Select and copy each line below that contains the string "小売を再定義する丸井", treating uppercase and lowercase as different.
....
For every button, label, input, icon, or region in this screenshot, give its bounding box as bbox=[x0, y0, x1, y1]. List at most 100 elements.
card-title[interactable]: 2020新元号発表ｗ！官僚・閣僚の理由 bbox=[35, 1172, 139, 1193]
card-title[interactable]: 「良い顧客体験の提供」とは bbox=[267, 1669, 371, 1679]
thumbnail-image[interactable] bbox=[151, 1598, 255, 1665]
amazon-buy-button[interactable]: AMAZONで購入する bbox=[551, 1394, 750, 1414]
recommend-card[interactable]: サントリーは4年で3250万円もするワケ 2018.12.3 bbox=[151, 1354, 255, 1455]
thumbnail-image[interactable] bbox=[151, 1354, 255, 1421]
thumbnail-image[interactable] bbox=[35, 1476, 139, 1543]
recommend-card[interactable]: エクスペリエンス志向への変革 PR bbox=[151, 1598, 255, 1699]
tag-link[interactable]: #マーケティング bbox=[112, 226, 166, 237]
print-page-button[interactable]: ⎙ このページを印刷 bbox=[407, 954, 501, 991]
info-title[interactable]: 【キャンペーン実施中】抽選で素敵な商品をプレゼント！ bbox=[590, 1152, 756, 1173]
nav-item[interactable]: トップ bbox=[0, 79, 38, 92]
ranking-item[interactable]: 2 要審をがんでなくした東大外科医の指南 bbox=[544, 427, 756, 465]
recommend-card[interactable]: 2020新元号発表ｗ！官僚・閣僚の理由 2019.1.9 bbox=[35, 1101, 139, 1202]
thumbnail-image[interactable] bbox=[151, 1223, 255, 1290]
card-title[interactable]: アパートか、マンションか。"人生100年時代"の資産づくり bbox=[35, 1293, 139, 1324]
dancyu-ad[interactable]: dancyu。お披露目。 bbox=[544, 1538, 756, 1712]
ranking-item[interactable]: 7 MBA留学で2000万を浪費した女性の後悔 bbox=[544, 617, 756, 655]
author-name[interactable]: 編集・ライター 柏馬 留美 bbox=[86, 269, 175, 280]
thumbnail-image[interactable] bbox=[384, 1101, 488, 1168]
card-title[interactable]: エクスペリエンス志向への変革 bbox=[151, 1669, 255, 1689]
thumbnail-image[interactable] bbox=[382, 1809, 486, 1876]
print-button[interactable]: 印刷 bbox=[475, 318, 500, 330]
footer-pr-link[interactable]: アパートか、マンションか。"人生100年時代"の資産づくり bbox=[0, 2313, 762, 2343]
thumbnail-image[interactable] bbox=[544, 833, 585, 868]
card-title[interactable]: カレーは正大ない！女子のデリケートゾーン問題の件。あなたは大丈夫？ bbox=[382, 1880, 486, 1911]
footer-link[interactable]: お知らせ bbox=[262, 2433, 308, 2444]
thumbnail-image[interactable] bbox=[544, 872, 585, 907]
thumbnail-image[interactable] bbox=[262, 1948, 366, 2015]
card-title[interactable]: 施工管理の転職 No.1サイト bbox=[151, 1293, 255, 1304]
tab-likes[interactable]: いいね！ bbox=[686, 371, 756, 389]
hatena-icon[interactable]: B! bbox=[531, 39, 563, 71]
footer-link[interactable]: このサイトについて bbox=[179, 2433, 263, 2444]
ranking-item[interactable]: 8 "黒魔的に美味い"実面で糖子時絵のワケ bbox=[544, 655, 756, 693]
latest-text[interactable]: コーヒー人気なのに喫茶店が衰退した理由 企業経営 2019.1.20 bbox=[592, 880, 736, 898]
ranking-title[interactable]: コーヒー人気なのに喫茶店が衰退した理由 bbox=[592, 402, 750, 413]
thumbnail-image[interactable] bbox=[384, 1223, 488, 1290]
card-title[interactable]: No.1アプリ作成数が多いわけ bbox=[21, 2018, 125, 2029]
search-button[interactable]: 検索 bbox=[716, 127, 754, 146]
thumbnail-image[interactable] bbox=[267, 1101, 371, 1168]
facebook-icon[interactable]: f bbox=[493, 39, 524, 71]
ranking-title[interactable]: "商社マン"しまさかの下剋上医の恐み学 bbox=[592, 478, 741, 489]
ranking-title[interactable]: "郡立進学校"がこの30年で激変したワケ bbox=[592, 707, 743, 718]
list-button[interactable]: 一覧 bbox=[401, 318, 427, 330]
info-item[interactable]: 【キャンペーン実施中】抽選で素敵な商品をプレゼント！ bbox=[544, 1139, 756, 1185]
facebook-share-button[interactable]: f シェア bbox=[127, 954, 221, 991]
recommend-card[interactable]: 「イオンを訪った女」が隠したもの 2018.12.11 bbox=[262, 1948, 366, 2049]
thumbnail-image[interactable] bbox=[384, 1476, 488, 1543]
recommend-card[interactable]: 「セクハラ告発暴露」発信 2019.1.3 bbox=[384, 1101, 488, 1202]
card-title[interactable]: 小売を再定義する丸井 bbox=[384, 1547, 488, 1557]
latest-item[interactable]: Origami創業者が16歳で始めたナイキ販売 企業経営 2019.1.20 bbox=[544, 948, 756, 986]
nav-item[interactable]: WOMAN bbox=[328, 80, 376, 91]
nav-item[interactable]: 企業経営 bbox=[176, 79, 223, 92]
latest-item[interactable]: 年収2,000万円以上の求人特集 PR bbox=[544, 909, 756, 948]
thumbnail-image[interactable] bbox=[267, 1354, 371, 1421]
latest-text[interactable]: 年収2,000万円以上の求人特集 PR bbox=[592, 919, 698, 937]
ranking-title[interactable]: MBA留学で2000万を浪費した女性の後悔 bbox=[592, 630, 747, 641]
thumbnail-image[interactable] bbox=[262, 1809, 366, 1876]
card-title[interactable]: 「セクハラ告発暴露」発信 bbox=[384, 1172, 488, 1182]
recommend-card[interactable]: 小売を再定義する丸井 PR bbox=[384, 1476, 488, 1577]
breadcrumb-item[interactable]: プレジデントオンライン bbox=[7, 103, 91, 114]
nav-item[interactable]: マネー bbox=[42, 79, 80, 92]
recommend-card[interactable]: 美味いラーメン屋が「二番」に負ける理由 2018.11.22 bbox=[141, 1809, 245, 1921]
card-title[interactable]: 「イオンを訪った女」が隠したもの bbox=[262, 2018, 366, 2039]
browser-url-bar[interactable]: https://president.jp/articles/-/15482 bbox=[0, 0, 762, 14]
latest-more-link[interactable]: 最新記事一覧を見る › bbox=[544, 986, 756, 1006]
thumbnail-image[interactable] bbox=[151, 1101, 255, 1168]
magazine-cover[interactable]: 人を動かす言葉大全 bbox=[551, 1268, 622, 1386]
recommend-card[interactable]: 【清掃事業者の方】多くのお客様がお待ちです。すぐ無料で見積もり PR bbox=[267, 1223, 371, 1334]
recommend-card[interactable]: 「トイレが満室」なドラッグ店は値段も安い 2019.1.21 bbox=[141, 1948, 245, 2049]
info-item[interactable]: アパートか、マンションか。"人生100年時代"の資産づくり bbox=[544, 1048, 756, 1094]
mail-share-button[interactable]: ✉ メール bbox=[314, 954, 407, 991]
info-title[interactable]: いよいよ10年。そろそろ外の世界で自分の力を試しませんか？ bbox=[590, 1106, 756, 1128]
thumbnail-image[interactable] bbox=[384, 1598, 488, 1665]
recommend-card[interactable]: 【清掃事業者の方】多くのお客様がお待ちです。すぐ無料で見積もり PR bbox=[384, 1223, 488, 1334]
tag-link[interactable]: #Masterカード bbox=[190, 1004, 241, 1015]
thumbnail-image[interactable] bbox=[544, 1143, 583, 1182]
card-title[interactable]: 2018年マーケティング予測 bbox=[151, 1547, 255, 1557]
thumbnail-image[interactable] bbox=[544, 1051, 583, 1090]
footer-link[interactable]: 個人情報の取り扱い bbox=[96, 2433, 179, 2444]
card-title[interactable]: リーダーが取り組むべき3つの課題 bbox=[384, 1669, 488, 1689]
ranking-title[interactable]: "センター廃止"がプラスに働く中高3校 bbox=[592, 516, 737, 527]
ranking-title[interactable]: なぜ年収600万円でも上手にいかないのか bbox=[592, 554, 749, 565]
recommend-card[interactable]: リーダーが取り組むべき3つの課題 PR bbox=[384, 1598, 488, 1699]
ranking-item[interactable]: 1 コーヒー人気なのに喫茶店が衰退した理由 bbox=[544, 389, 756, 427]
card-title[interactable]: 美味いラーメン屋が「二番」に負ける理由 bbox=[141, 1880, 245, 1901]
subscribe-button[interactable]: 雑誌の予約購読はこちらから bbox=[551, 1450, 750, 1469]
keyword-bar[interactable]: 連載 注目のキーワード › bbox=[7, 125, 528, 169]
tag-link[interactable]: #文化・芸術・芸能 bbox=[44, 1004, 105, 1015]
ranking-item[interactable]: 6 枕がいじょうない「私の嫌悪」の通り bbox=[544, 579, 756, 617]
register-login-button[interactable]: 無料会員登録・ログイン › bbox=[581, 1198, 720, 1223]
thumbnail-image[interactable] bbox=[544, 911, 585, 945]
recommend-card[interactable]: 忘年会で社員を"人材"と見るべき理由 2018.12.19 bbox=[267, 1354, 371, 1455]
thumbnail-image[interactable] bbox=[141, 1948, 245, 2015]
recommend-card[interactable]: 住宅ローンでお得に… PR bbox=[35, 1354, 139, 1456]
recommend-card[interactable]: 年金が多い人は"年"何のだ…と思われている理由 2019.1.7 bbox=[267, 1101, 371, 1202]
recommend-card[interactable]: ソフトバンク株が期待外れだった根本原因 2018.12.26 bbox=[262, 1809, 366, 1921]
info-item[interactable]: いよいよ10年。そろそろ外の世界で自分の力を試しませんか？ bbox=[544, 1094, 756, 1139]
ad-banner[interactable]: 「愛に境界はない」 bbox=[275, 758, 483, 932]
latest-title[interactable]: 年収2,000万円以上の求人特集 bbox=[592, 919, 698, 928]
....
• Response to the exercise:
card-title[interactable]: 小売を再定義する丸井 bbox=[384, 1547, 488, 1557]
recommend-card[interactable]: 小売を再定義する丸井 PR bbox=[384, 1476, 488, 1577]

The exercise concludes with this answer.